Return each line of the records holding the string "this".
^^^^^^^^
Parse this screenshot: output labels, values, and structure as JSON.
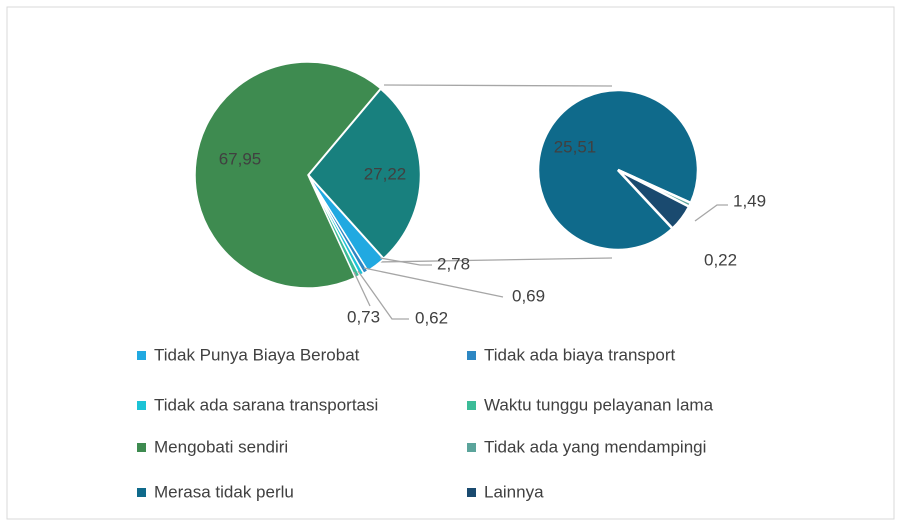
{
  "chart_data": {
    "type": "pie-of-pie",
    "categories": [
      "Tidak Punya Biaya Berobat",
      "Tidak ada biaya transport",
      "Tidak ada sarana transportasi",
      "Waktu tunggu pelayanan lama",
      "Mengobati sendiri",
      "Tidak ada yang mendampingi",
      "Merasa tidak perlu",
      "Lainnya"
    ],
    "values": [
      2.78,
      0.69,
      0.62,
      0.73,
      67.95,
      0.22,
      25.51,
      1.49
    ],
    "value_labels": [
      "2,78",
      "0,69",
      "0,62",
      "0,73",
      "67,95",
      "0,22",
      "25,51",
      "1,49"
    ],
    "colors": [
      "#21a9e1",
      "#2d87c3",
      "#1cc3d6",
      "#3cbc98",
      "#3e8b50",
      "#5ba49b",
      "#0f6a8b",
      "#1a4a6f"
    ],
    "in_secondary": [
      false,
      false,
      false,
      false,
      false,
      true,
      true,
      true
    ],
    "secondary_total": 27.22,
    "secondary_total_label": "27,22",
    "secondary_color": "#18807e"
  }
}
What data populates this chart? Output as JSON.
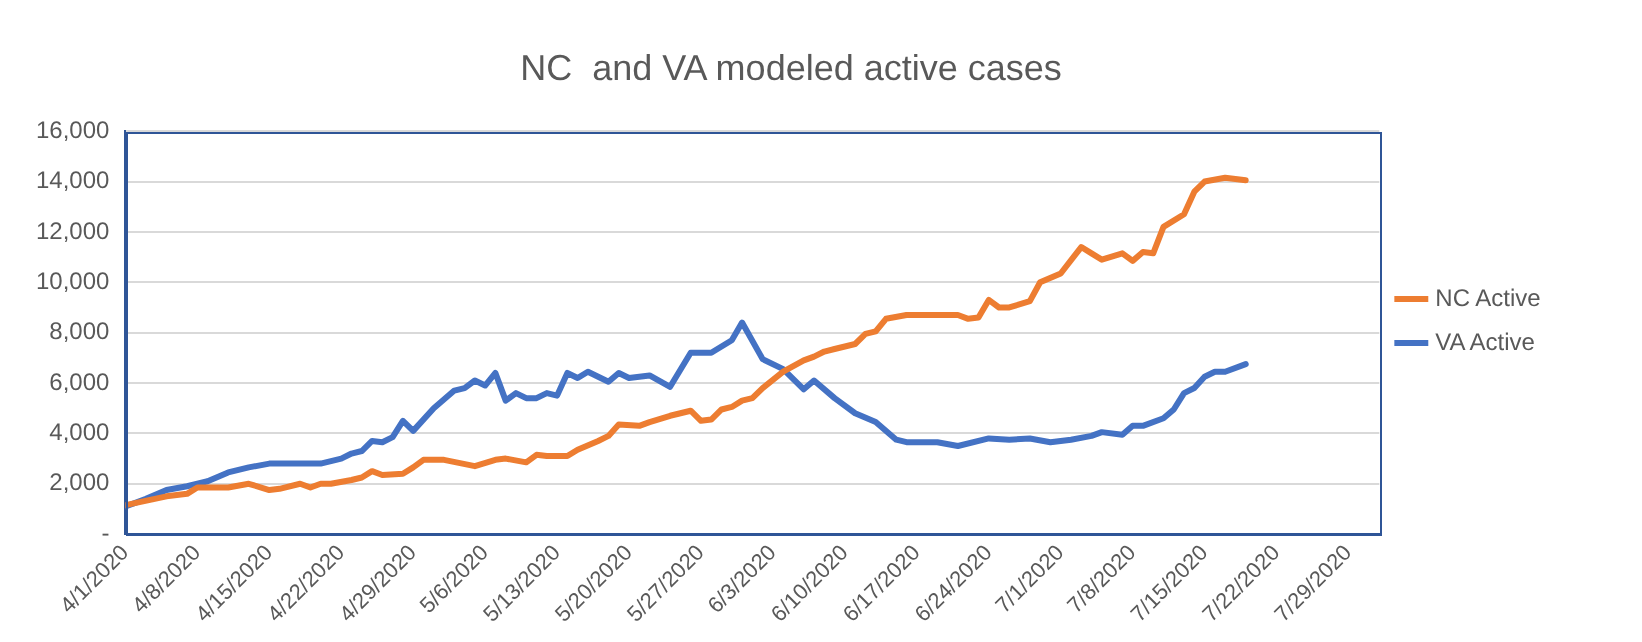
{
  "chart_data": {
    "type": "line",
    "title": "NC  and VA modeled active cases",
    "legend": "right",
    "grid": "y",
    "marker": "none",
    "line_style": "solid",
    "xlim": [
      "2020-04-01",
      "2020-08-01"
    ],
    "xticks": [
      {
        "value": "2020-04-01",
        "label": "4/1/2020"
      },
      {
        "value": "2020-04-08",
        "label": "4/8/2020"
      },
      {
        "value": "2020-04-15",
        "label": "4/15/2020"
      },
      {
        "value": "2020-04-22",
        "label": "4/22/2020"
      },
      {
        "value": "2020-04-29",
        "label": "4/29/2020"
      },
      {
        "value": "2020-05-06",
        "label": "5/6/2020"
      },
      {
        "value": "2020-05-13",
        "label": "5/13/2020"
      },
      {
        "value": "2020-05-20",
        "label": "5/20/2020"
      },
      {
        "value": "2020-05-27",
        "label": "5/27/2020"
      },
      {
        "value": "2020-06-03",
        "label": "6/3/2020"
      },
      {
        "value": "2020-06-10",
        "label": "6/10/2020"
      },
      {
        "value": "2020-06-17",
        "label": "6/17/2020"
      },
      {
        "value": "2020-06-24",
        "label": "6/24/2020"
      },
      {
        "value": "2020-07-01",
        "label": "7/1/2020"
      },
      {
        "value": "2020-07-08",
        "label": "7/8/2020"
      },
      {
        "value": "2020-07-15",
        "label": "7/15/2020"
      },
      {
        "value": "2020-07-22",
        "label": "7/22/2020"
      },
      {
        "value": "2020-07-29",
        "label": "7/29/2020"
      }
    ],
    "ylim": [
      0,
      16000
    ],
    "yticks": [
      {
        "value": 0,
        "label": "-"
      },
      {
        "value": 2000,
        "label": "2,000"
      },
      {
        "value": 4000,
        "label": "4,000"
      },
      {
        "value": 6000,
        "label": "6,000"
      },
      {
        "value": 8000,
        "label": "8,000"
      },
      {
        "value": 10000,
        "label": "10,000"
      },
      {
        "value": 12000,
        "label": "12,000"
      },
      {
        "value": 14000,
        "label": "14,000"
      },
      {
        "value": 16000,
        "label": "16,000"
      }
    ],
    "series": [
      {
        "name": "NC Active",
        "color": "#ed7d31",
        "x": [
          "2020-04-01",
          "2020-04-05",
          "2020-04-07",
          "2020-04-08",
          "2020-04-11",
          "2020-04-13",
          "2020-04-15",
          "2020-04-16",
          "2020-04-18",
          "2020-04-19",
          "2020-04-20",
          "2020-04-21",
          "2020-04-23",
          "2020-04-24",
          "2020-04-25",
          "2020-04-26",
          "2020-04-28",
          "2020-04-29",
          "2020-04-30",
          "2020-05-02",
          "2020-05-05",
          "2020-05-07",
          "2020-05-08",
          "2020-05-10",
          "2020-05-11",
          "2020-05-12",
          "2020-05-14",
          "2020-05-15",
          "2020-05-17",
          "2020-05-18",
          "2020-05-19",
          "2020-05-21",
          "2020-05-22",
          "2020-05-24",
          "2020-05-26",
          "2020-05-27",
          "2020-05-28",
          "2020-05-29",
          "2020-05-30",
          "2020-05-31",
          "2020-06-01",
          "2020-06-02",
          "2020-06-04",
          "2020-06-06",
          "2020-06-07",
          "2020-06-08",
          "2020-06-09",
          "2020-06-11",
          "2020-06-12",
          "2020-06-13",
          "2020-06-14",
          "2020-06-16",
          "2020-06-19",
          "2020-06-21",
          "2020-06-22",
          "2020-06-23",
          "2020-06-24",
          "2020-06-25",
          "2020-06-26",
          "2020-06-28",
          "2020-06-29",
          "2020-07-01",
          "2020-07-03",
          "2020-07-04",
          "2020-07-05",
          "2020-07-07",
          "2020-07-08",
          "2020-07-09",
          "2020-07-10",
          "2020-07-11",
          "2020-07-13",
          "2020-07-14",
          "2020-07-15",
          "2020-07-17",
          "2020-07-19"
        ],
        "values": [
          1150,
          1500,
          1600,
          1850,
          1850,
          2000,
          1750,
          1800,
          2000,
          1850,
          2000,
          2000,
          2150,
          2250,
          2500,
          2350,
          2400,
          2650,
          2950,
          2950,
          2700,
          2950,
          3000,
          2850,
          3150,
          3100,
          3100,
          3350,
          3700,
          3900,
          4350,
          4300,
          4450,
          4700,
          4900,
          4500,
          4550,
          4950,
          5050,
          5300,
          5400,
          5800,
          6450,
          6900,
          7050,
          7250,
          7350,
          7550,
          7950,
          8050,
          8550,
          8700,
          8700,
          8700,
          8550,
          8600,
          9300,
          9000,
          9000,
          9250,
          10000,
          10350,
          11400,
          11150,
          10900,
          11150,
          10850,
          11200,
          11150,
          12200,
          12700,
          13600,
          14000,
          14150,
          14050
        ]
      },
      {
        "name": "VA Active",
        "color": "#4472c4",
        "x": [
          "2020-04-01",
          "2020-04-03",
          "2020-04-05",
          "2020-04-07",
          "2020-04-09",
          "2020-04-11",
          "2020-04-13",
          "2020-04-15",
          "2020-04-18",
          "2020-04-20",
          "2020-04-22",
          "2020-04-23",
          "2020-04-24",
          "2020-04-25",
          "2020-04-26",
          "2020-04-27",
          "2020-04-28",
          "2020-04-29",
          "2020-05-01",
          "2020-05-03",
          "2020-05-04",
          "2020-05-05",
          "2020-05-06",
          "2020-05-07",
          "2020-05-08",
          "2020-05-09",
          "2020-05-10",
          "2020-05-11",
          "2020-05-12",
          "2020-05-13",
          "2020-05-14",
          "2020-05-15",
          "2020-05-16",
          "2020-05-18",
          "2020-05-19",
          "2020-05-20",
          "2020-05-22",
          "2020-05-24",
          "2020-05-26",
          "2020-05-28",
          "2020-05-30",
          "2020-05-31",
          "2020-06-02",
          "2020-06-04",
          "2020-06-06",
          "2020-06-07",
          "2020-06-09",
          "2020-06-11",
          "2020-06-13",
          "2020-06-15",
          "2020-06-16",
          "2020-06-19",
          "2020-06-21",
          "2020-06-24",
          "2020-06-26",
          "2020-06-28",
          "2020-06-30",
          "2020-07-02",
          "2020-07-04",
          "2020-07-05",
          "2020-07-07",
          "2020-07-08",
          "2020-07-09",
          "2020-07-11",
          "2020-07-12",
          "2020-07-13",
          "2020-07-14",
          "2020-07-15",
          "2020-07-16",
          "2020-07-17",
          "2020-07-19"
        ],
        "values": [
          1100,
          1400,
          1750,
          1900,
          2100,
          2450,
          2650,
          2800,
          2800,
          2800,
          3000,
          3200,
          3300,
          3700,
          3650,
          3850,
          4500,
          4100,
          5000,
          5700,
          5800,
          6100,
          5900,
          6400,
          5300,
          5600,
          5400,
          5400,
          5600,
          5500,
          6400,
          6200,
          6450,
          6050,
          6400,
          6200,
          6300,
          5850,
          7200,
          7200,
          7700,
          8400,
          6950,
          6550,
          5750,
          6100,
          5400,
          4800,
          4450,
          3750,
          3650,
          3650,
          3500,
          3800,
          3750,
          3800,
          3650,
          3750,
          3900,
          4050,
          3950,
          4300,
          4300,
          4600,
          4950,
          5600,
          5800,
          6250,
          6450,
          6450,
          6750
        ]
      }
    ]
  }
}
^^^^^^^^
#### Written answer:
Parse this screenshot: output labels, values, and structure as JSON.
What data populates this chart? Output as JSON.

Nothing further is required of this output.